-- Begin LISTING --

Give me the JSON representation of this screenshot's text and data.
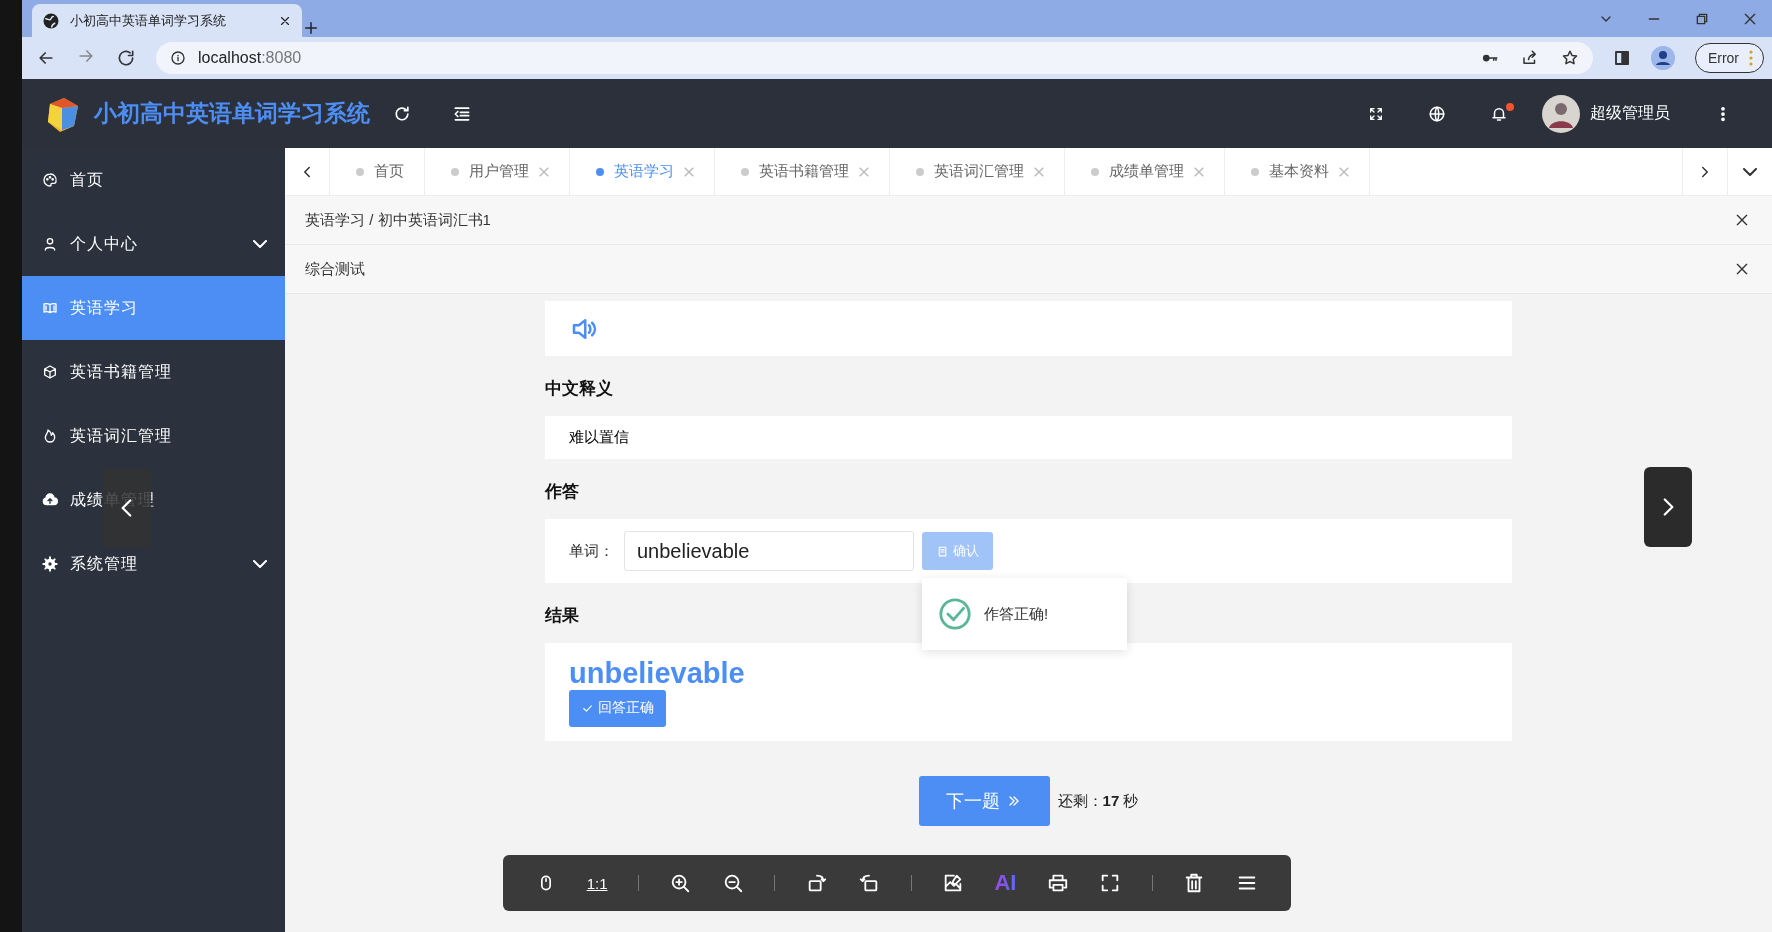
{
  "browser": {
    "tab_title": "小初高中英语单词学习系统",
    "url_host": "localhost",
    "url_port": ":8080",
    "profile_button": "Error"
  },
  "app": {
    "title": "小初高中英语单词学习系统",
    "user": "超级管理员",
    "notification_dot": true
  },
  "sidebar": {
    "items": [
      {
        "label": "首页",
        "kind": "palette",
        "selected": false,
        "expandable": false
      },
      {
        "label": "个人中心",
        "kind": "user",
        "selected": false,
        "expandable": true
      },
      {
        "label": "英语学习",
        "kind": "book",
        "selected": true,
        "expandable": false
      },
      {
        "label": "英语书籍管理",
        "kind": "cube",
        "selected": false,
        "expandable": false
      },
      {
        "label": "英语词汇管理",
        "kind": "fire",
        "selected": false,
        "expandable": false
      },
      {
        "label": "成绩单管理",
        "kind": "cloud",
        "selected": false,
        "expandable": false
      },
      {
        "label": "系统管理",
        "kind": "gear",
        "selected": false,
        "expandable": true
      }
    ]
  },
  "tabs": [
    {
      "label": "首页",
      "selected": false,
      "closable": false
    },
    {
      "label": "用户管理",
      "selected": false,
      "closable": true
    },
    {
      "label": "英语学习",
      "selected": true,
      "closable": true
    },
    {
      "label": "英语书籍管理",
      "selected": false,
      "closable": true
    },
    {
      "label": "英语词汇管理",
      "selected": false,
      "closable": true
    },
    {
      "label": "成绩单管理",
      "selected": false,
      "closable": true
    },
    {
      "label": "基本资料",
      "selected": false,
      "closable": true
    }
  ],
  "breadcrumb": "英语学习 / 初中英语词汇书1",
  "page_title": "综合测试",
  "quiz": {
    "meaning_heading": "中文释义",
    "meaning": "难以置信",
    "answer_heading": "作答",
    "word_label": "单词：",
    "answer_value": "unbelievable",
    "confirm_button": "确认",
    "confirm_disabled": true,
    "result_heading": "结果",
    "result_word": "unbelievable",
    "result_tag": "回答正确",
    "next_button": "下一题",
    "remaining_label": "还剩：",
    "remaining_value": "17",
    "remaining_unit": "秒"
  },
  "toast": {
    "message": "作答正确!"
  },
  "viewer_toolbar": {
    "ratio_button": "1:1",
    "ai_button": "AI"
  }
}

-- End LISTING --

§ **TASK STATEMENT**
Leave out every line without the string "unbelievable" and copy the rest.

§ **REPLY TO THE TASK**
    "answer_value": "unbelievable",
    "result_word": "unbelievable",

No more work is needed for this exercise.